Exercise description: The entries below are to be repeated exactly as they stand.
◆ ◆ ◆ ◆
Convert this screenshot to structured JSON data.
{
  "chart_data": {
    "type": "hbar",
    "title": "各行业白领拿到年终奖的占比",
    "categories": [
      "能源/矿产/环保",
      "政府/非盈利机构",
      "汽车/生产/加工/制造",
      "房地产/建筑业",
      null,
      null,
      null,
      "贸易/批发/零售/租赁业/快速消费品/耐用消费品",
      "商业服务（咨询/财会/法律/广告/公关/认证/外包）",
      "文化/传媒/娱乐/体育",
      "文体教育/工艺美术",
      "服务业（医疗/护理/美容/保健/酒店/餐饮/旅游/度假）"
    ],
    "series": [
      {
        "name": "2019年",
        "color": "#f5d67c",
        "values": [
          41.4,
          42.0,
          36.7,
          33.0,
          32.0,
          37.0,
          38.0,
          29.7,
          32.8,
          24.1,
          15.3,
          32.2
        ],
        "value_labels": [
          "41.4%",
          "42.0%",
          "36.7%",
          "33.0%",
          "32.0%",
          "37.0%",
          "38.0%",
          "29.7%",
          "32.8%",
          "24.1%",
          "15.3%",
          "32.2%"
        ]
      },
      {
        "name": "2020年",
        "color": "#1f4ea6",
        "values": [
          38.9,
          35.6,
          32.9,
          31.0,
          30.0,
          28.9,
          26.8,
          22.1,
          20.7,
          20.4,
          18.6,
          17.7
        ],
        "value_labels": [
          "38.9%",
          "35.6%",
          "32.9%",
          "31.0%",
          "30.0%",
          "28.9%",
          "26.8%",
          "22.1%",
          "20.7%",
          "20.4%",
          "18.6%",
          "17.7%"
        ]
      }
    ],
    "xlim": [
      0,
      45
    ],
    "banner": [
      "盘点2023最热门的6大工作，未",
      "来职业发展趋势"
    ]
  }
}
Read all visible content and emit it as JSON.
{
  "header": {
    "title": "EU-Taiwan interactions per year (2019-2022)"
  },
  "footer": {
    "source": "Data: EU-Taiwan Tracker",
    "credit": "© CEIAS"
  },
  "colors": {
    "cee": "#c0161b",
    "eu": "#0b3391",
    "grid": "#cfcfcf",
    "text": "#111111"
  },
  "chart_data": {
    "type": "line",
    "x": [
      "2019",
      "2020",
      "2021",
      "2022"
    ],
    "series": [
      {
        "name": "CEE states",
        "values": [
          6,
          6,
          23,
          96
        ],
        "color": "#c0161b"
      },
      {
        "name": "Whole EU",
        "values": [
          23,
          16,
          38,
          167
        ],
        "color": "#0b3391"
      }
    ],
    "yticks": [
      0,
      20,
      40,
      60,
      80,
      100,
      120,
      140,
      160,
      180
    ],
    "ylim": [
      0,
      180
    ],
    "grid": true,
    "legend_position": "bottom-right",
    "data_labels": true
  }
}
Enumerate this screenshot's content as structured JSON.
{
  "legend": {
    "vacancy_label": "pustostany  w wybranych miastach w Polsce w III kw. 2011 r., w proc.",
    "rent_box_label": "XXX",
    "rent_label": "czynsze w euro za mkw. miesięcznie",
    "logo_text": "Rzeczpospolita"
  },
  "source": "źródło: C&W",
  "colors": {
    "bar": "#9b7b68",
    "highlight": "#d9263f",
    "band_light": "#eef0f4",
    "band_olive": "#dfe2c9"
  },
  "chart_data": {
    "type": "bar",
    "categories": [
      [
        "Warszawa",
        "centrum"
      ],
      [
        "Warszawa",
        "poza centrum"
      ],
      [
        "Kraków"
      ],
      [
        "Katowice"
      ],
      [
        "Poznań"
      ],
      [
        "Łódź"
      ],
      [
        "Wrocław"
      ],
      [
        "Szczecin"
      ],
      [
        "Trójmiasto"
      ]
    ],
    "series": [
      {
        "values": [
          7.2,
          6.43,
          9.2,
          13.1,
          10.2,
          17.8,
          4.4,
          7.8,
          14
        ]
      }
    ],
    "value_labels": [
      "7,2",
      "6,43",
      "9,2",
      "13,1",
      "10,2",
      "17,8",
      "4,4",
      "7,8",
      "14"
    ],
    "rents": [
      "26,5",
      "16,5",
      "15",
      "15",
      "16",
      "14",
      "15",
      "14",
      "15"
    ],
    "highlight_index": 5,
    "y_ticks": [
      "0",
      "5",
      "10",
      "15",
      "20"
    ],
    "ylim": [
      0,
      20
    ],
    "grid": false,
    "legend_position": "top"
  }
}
◆ ◆ ◆ ◆
Result for this task:
Convert this screenshot to structured JSON data.
{
  "chart_data": {
    "type": "hbar",
    "title": "各行业白领拿到年终奖的占比",
    "categories": [
      "能源/矿产/环保",
      "政府/非盈利机构",
      "汽车/生产/加工/制造",
      "房地产/建筑业",
      null,
      null,
      null,
      "贸易/批发/零售/租赁业/快速消费品/耐用消费品",
      "商业服务（咨询/财会/法律/广告/公关/认证/外包）",
      "文化/传媒/娱乐/体育",
      "文体教育/工艺美术",
      "服务业（医疗/护理/美容/保健/酒店/餐饮/旅游/度假）"
    ],
    "series": [
      {
        "name": "2019年",
        "color": "#f5d67c",
        "values": [
          41.4,
          42.0,
          36.7,
          33.0,
          32.0,
          37.0,
          38.0,
          29.7,
          32.8,
          24.1,
          15.3,
          32.2
        ],
        "value_labels": [
          "41.4%",
          "42.0%",
          "36.7%",
          "33.0%",
          "32.0%",
          "37.0%",
          "38.0%",
          "29.7%",
          "32.8%",
          "24.1%",
          "15.3%",
          "32.2%"
        ]
      },
      {
        "name": "2020年",
        "color": "#1f4ea6",
        "values": [
          38.9,
          35.6,
          32.9,
          31.0,
          30.0,
          28.9,
          26.8,
          22.1,
          20.7,
          20.4,
          18.6,
          17.7
        ],
        "value_labels": [
          "38.9%",
          "35.6%",
          "32.9%",
          "31.0%",
          "30.0%",
          "28.9%",
          "26.8%",
          "22.1%",
          "20.7%",
          "20.4%",
          "18.6%",
          "17.7%"
        ]
      }
    ],
    "xlim": [
      0,
      45
    ],
    "banner": [
      "盘点2023最热门的6大工作，未",
      "来职业发展趋势"
    ]
  }
}
Read all visible content and emit it as JSON.
{
  "header": {
    "title": "EU-Taiwan interactions per year (2019-2022)"
  },
  "footer": {
    "source": "Data: EU-Taiwan Tracker",
    "credit": "© CEIAS"
  },
  "colors": {
    "cee": "#c0161b",
    "eu": "#0b3391",
    "grid": "#cfcfcf",
    "text": "#111111"
  },
  "chart_data": {
    "type": "line",
    "x": [
      "2019",
      "2020",
      "2021",
      "2022"
    ],
    "series": [
      {
        "name": "CEE states",
        "values": [
          6,
          6,
          23,
          96
        ],
        "color": "#c0161b"
      },
      {
        "name": "Whole EU",
        "values": [
          23,
          16,
          38,
          167
        ],
        "color": "#0b3391"
      }
    ],
    "yticks": [
      0,
      20,
      40,
      60,
      80,
      100,
      120,
      140,
      160,
      180
    ],
    "ylim": [
      0,
      180
    ],
    "grid": true,
    "legend_position": "bottom-right",
    "data_labels": true
  }
}
Enumerate this screenshot's content as structured JSON.
{
  "legend": {
    "vacancy_label": "pustostany  w wybranych miastach w Polsce w III kw. 2011 r., w proc.",
    "rent_box_label": "XXX",
    "rent_label": "czynsze w euro za mkw. miesięcznie",
    "logo_text": "Rzeczpospolita"
  },
  "source": "źródło: C&W",
  "colors": {
    "bar": "#9b7b68",
    "highlight": "#d9263f",
    "band_light": "#eef0f4",
    "band_olive": "#dfe2c9"
  },
  "chart_data": {
    "type": "bar",
    "categories": [
      [
        "Warszawa",
        "centrum"
      ],
      [
        "Warszawa",
        "poza centrum"
      ],
      [
        "Kraków"
      ],
      [
        "Katowice"
      ],
      [
        "Poznań"
      ],
      [
        "Łódź"
      ],
      [
        "Wrocław"
      ],
      [
        "Szczecin"
      ],
      [
        "Trójmiasto"
      ]
    ],
    "series": [
      {
        "values": [
          7.2,
          6.43,
          9.2,
          13.1,
          10.2,
          17.8,
          4.4,
          7.8,
          14
        ]
      }
    ],
    "value_labels": [
      "7,2",
      "6,43",
      "9,2",
      "13,1",
      "10,2",
      "17,8",
      "4,4",
      "7,8",
      "14"
    ],
    "rents": [
      "26,5",
      "16,5",
      "15",
      "15",
      "16",
      "14",
      "15",
      "14",
      "15"
    ],
    "highlight_index": 5,
    "y_ticks": [
      "0",
      "5",
      "10",
      "15",
      "20"
    ],
    "ylim": [
      0,
      20
    ],
    "grid": false,
    "legend_position": "top"
  }
}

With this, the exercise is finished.